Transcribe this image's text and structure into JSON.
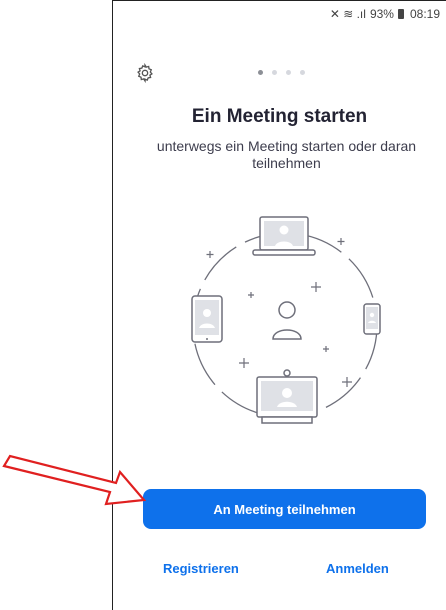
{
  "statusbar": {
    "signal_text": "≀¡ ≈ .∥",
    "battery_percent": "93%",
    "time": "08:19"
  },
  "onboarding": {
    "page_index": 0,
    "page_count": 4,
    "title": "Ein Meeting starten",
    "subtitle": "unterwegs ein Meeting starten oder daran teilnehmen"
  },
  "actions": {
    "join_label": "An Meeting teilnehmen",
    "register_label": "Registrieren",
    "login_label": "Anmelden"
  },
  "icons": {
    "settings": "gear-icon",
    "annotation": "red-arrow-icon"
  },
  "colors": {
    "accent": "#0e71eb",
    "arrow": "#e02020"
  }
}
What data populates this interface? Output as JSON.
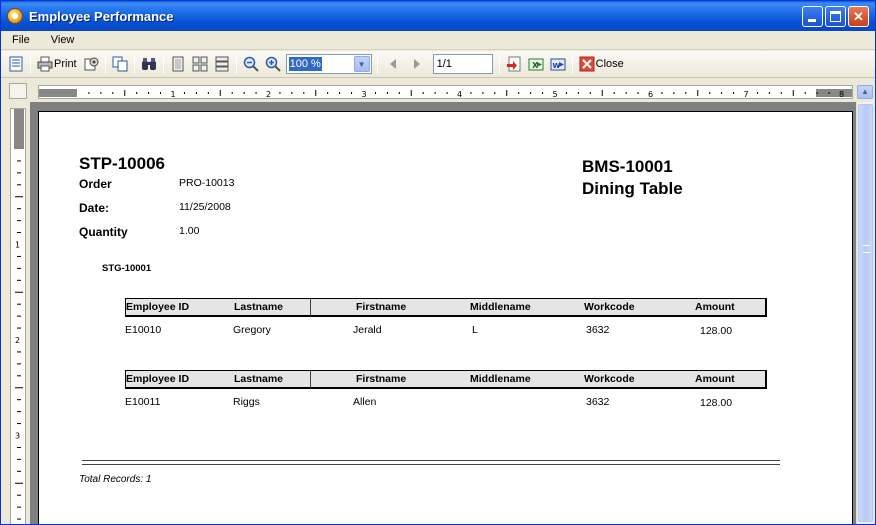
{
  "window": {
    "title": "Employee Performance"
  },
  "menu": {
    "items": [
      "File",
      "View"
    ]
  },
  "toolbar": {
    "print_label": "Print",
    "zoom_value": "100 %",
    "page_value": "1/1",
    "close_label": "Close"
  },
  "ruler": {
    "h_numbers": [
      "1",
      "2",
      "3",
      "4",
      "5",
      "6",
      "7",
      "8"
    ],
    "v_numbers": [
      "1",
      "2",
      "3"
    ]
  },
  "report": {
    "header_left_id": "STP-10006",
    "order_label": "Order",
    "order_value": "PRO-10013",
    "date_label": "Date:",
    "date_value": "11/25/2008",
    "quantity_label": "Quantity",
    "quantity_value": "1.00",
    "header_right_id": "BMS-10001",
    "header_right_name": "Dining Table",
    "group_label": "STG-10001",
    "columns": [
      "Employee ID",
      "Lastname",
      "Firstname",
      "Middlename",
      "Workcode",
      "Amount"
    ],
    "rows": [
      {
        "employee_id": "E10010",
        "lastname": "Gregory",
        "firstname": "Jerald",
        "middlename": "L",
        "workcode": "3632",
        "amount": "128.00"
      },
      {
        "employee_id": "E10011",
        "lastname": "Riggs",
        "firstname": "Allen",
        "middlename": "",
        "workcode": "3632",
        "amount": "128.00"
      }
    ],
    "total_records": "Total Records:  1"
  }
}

- [Task statement]
Give every record back exactly as it reads, with no images.

- [Correct result]
Transcribe this image's text and structure into JSON.
{
  "statusbar": {
    "signal_text": "≀¡ ≈ .∥",
    "battery_percent": "93%",
    "time": "08:19"
  },
  "onboarding": {
    "page_index": 0,
    "page_count": 4,
    "title": "Ein Meeting starten",
    "subtitle": "unterwegs ein Meeting starten oder daran teilnehmen"
  },
  "actions": {
    "join_label": "An Meeting teilnehmen",
    "register_label": "Registrieren",
    "login_label": "Anmelden"
  },
  "icons": {
    "settings": "gear-icon",
    "annotation": "red-arrow-icon"
  },
  "colors": {
    "accent": "#0e71eb",
    "arrow": "#e02020"
  }
}
What data populates this interface? Output as JSON.
{
  "window": {
    "title": "Employee Performance"
  },
  "menu": {
    "items": [
      "File",
      "View"
    ]
  },
  "toolbar": {
    "print_label": "Print",
    "zoom_value": "100 %",
    "page_value": "1/1",
    "close_label": "Close"
  },
  "ruler": {
    "h_numbers": [
      "1",
      "2",
      "3",
      "4",
      "5",
      "6",
      "7",
      "8"
    ],
    "v_numbers": [
      "1",
      "2",
      "3"
    ]
  },
  "report": {
    "header_left_id": "STP-10006",
    "order_label": "Order",
    "order_value": "PRO-10013",
    "date_label": "Date:",
    "date_value": "11/25/2008",
    "quantity_label": "Quantity",
    "quantity_value": "1.00",
    "header_right_id": "BMS-10001",
    "header_right_name": "Dining Table",
    "group_label": "STG-10001",
    "columns": [
      "Employee ID",
      "Lastname",
      "Firstname",
      "Middlename",
      "Workcode",
      "Amount"
    ],
    "rows": [
      {
        "employee_id": "E10010",
        "lastname": "Gregory",
        "firstname": "Jerald",
        "middlename": "L",
        "workcode": "3632",
        "amount": "128.00"
      },
      {
        "employee_id": "E10011",
        "lastname": "Riggs",
        "firstname": "Allen",
        "middlename": "",
        "workcode": "3632",
        "amount": "128.00"
      }
    ],
    "total_records": "Total Records:  1"
  }
}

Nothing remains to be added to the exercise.